**Set task:** Give back a single number, the count of lines containing the word "ylabel".
__________
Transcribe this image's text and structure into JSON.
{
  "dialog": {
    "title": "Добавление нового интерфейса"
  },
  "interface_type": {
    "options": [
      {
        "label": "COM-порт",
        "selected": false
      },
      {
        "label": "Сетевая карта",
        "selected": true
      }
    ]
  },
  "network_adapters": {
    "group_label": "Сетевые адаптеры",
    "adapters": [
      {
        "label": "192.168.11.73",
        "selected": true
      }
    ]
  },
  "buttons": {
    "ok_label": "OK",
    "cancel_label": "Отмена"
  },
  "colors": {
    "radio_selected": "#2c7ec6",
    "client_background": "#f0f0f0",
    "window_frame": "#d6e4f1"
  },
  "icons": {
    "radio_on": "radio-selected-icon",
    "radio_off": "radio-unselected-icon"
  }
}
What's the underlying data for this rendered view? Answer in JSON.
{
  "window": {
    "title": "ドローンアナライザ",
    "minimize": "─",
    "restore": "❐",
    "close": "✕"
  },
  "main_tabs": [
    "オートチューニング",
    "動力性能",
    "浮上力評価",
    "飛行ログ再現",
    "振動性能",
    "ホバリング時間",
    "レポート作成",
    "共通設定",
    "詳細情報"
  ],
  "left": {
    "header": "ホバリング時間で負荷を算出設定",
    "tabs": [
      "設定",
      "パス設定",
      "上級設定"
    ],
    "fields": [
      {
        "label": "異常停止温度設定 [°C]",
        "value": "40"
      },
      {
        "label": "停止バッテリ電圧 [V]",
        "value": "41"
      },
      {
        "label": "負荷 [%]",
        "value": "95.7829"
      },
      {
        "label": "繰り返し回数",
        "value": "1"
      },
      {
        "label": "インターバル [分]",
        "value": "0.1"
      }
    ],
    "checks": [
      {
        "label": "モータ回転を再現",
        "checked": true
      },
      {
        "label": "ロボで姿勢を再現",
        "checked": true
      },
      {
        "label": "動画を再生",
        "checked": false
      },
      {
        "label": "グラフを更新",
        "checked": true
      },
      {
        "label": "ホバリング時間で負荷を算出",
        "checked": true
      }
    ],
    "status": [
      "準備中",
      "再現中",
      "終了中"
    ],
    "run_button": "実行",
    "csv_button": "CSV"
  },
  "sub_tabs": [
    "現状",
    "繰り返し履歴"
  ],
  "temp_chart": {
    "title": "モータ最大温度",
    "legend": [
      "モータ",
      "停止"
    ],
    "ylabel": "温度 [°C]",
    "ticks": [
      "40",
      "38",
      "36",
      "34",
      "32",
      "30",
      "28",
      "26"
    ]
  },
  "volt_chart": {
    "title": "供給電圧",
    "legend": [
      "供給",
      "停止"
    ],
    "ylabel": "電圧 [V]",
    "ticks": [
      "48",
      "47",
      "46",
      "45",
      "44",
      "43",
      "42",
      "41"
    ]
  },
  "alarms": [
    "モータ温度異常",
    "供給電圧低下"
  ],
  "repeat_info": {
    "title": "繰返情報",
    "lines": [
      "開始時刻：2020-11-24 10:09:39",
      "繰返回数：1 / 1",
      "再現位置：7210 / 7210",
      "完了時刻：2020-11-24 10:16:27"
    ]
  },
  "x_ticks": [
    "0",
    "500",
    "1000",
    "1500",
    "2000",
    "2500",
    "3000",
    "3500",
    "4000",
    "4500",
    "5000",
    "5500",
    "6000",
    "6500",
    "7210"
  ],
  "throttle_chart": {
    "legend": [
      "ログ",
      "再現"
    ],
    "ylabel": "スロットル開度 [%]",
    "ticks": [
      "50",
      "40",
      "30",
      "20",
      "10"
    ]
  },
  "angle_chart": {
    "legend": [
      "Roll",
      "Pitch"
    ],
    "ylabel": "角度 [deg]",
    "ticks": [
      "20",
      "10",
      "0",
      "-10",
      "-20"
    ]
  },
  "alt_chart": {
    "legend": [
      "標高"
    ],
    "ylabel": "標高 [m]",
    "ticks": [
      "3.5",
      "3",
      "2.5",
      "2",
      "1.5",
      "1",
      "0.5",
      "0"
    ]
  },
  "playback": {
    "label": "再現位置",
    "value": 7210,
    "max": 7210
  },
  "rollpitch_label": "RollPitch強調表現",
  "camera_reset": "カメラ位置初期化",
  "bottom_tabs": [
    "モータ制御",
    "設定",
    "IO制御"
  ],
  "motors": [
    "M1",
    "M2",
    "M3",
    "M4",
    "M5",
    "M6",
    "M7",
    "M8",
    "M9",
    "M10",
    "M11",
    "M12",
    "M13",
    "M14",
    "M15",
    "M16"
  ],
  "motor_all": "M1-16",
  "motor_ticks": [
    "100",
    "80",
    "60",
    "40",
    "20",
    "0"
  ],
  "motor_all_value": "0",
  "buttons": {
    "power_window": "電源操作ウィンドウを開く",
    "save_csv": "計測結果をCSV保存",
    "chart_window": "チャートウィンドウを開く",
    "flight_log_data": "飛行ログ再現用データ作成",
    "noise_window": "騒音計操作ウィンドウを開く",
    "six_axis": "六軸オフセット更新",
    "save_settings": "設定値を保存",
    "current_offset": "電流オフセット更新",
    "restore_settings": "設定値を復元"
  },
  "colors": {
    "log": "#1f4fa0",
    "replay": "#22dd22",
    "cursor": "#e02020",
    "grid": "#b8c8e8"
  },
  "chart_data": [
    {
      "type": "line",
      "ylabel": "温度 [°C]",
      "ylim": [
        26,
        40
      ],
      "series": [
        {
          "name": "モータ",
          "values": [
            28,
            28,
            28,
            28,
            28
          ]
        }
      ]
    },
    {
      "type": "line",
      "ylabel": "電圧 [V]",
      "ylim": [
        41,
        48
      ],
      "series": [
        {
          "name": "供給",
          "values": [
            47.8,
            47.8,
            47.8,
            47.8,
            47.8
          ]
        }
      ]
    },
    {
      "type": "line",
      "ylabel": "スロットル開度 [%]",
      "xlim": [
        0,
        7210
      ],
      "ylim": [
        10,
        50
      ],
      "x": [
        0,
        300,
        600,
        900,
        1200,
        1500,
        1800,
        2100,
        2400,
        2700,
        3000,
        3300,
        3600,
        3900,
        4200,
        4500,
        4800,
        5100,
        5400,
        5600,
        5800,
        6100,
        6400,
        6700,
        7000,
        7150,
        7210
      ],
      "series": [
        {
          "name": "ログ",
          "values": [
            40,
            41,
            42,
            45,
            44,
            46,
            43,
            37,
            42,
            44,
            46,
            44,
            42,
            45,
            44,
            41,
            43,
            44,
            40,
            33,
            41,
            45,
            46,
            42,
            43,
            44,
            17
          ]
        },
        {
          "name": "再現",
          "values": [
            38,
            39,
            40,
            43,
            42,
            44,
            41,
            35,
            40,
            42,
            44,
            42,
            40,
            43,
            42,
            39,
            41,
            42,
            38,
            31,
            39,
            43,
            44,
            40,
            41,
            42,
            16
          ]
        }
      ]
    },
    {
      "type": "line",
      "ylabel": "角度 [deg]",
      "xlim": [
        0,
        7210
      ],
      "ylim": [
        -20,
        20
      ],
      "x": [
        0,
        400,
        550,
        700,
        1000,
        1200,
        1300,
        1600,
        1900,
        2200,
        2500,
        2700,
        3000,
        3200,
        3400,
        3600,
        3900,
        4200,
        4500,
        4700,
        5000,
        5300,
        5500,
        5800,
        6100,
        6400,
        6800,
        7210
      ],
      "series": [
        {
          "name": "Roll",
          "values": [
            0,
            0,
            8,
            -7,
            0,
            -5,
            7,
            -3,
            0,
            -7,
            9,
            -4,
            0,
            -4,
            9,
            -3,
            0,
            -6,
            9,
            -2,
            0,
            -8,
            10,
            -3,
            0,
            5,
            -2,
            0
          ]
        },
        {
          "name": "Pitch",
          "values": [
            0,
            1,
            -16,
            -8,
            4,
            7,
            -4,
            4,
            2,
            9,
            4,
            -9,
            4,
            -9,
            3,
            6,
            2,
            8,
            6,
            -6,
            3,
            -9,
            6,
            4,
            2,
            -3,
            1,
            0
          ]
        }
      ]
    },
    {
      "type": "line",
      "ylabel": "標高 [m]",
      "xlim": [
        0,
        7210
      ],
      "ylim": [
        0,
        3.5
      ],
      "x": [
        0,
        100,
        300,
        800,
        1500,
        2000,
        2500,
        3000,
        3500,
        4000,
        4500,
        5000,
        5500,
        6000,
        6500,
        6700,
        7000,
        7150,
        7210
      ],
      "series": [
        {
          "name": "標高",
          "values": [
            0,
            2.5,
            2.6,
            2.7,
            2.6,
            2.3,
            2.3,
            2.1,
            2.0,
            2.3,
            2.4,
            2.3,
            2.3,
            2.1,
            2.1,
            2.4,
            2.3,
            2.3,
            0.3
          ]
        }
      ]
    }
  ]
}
__________
**Complete response:** 10